● EXTRACTED ENTRIES:
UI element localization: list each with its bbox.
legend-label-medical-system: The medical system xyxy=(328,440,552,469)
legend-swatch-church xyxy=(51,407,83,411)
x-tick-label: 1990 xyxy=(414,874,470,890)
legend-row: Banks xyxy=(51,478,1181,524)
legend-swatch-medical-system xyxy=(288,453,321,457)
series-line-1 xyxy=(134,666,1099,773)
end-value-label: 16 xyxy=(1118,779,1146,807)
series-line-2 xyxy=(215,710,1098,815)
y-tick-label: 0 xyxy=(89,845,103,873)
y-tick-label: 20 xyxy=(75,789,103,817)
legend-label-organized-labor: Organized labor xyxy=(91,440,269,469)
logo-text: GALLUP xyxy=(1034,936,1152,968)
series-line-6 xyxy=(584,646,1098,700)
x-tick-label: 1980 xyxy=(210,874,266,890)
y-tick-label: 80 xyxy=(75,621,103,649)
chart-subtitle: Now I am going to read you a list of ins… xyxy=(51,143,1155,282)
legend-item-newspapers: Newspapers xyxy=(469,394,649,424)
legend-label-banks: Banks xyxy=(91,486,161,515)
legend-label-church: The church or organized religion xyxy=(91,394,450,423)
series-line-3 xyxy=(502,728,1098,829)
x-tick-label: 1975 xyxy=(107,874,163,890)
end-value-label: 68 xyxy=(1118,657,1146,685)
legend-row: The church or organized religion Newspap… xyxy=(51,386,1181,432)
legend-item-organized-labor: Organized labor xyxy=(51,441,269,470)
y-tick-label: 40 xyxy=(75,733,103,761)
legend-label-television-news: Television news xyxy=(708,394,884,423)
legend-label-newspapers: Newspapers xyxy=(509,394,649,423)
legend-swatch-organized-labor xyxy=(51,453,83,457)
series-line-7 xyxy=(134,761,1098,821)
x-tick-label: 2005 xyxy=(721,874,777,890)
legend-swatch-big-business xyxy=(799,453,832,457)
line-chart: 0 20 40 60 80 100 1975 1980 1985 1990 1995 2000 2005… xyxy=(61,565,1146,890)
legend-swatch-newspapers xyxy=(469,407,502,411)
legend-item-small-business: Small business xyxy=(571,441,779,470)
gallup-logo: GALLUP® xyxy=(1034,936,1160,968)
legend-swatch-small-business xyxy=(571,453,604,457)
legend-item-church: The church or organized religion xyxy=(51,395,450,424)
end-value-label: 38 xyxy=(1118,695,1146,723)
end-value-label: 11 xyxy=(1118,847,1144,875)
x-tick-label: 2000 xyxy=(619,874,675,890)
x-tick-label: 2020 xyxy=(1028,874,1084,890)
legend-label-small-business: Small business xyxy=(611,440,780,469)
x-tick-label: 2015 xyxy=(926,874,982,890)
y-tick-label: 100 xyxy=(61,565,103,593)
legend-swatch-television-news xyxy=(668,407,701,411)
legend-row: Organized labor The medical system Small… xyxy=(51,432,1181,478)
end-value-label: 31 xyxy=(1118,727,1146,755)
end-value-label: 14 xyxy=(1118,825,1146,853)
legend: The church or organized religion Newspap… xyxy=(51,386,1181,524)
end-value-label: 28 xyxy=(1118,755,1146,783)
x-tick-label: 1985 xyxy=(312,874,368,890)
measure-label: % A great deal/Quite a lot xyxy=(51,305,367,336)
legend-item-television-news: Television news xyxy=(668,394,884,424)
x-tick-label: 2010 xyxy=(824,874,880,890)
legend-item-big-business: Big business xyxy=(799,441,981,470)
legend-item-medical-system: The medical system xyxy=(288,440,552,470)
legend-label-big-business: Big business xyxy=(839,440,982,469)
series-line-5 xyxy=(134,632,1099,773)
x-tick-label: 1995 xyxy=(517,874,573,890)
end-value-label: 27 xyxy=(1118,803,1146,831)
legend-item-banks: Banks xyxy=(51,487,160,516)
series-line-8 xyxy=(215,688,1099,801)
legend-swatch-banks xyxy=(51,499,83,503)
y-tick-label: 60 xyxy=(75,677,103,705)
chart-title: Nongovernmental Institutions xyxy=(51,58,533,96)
...
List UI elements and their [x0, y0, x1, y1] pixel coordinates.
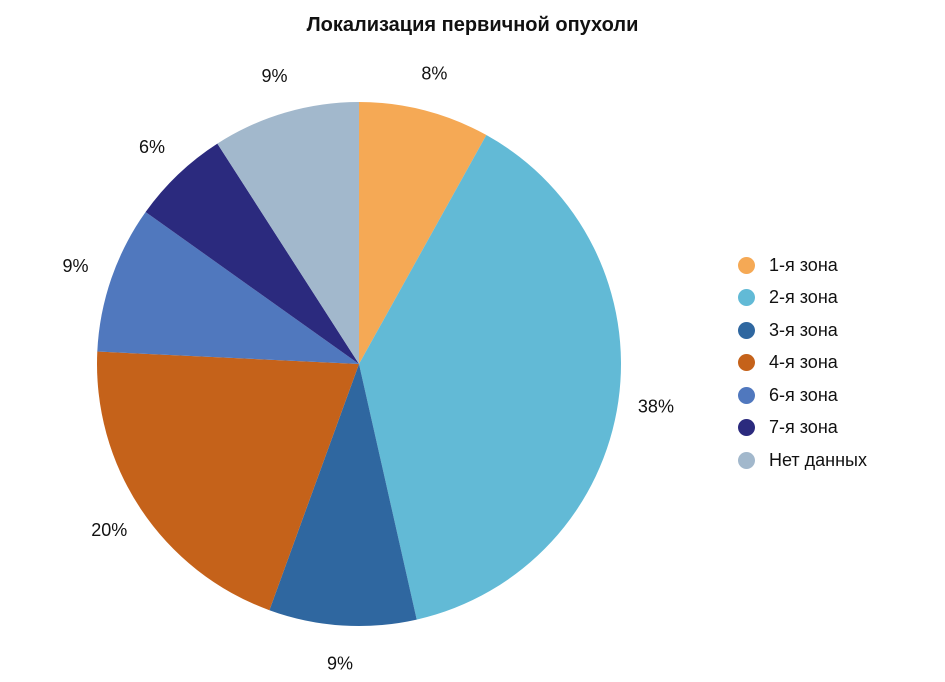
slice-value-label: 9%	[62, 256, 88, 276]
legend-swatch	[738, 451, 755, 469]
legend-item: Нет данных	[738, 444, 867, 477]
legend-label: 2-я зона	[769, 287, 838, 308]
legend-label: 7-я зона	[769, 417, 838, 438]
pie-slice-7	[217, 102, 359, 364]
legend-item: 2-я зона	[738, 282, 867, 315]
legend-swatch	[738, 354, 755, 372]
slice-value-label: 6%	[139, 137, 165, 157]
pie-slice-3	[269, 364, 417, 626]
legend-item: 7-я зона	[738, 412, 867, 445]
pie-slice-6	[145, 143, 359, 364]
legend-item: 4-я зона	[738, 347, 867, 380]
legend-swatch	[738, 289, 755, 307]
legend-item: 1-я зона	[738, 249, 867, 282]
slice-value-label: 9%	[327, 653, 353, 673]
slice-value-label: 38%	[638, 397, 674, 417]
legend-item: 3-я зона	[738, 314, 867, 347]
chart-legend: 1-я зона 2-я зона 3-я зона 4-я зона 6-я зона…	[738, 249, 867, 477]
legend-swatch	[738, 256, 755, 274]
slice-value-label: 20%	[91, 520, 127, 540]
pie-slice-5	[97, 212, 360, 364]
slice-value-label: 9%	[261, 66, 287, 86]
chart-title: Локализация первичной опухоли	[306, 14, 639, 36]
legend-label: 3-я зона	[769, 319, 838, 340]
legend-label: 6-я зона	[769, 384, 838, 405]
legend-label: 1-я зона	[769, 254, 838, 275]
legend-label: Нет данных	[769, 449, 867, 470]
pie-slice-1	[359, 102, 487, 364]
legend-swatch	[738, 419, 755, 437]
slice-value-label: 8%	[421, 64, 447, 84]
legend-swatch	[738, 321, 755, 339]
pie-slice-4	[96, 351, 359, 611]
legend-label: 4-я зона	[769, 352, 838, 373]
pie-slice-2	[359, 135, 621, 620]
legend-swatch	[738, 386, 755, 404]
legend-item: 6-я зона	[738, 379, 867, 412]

● SET TASK:
Present the lines from the line with "UI element localization: list" to the line with "end-value-label: 68 xyxy=(1118,657,1146,685)" as a Markdown table with the columns No. and Line, leaving out any blank lines.

● OUTPUT OF THE EXERCISE:
| No. | Line |
|---|---|
| 1 | UI element localization: list each with its bbox. |
| 2 | legend-label-medical-system: The medical system xyxy=(328,440,552,469) |
| 3 | legend-swatch-church xyxy=(51,407,83,411) |
| 4 | x-tick-label: 1990 xyxy=(414,874,470,890) |
| 5 | legend-row: Banks xyxy=(51,478,1181,524) |
| 6 | legend-swatch-medical-system xyxy=(288,453,321,457) |
| 7 | series-line-1 xyxy=(134,666,1099,773) |
| 8 | end-value-label: 16 xyxy=(1118,779,1146,807) |
| 9 | series-line-2 xyxy=(215,710,1098,815) |
| 10 | y-tick-label: 0 xyxy=(89,845,103,873) |
| 11 | y-tick-label: 20 xyxy=(75,789,103,817) |
| 12 | legend-label-organized-labor: Organized labor xyxy=(91,440,269,469) |
| 13 | logo-text: GALLUP xyxy=(1034,936,1152,968) |
| 14 | series-line-6 xyxy=(584,646,1098,700) |
| 15 | x-tick-label: 1980 xyxy=(210,874,266,890) |
| 16 | y-tick-label: 80 xyxy=(75,621,103,649) |
| 17 | chart-subtitle: Now I am going to read you a list of ins… xyxy=(51,143,1155,282) |
| 18 | legend-item-newspapers: Newspapers xyxy=(469,394,649,424) |
| 19 | legend-label-banks: Banks xyxy=(91,486,161,515) |
| 20 | legend-label-church: The church or organized religion xyxy=(91,394,450,423) |
| 21 | series-line-3 xyxy=(502,728,1098,829) |
| 22 | x-tick-label: 1975 xyxy=(107,874,163,890) |
| 23 | end-value-label: 68 xyxy=(1118,657,1146,685) |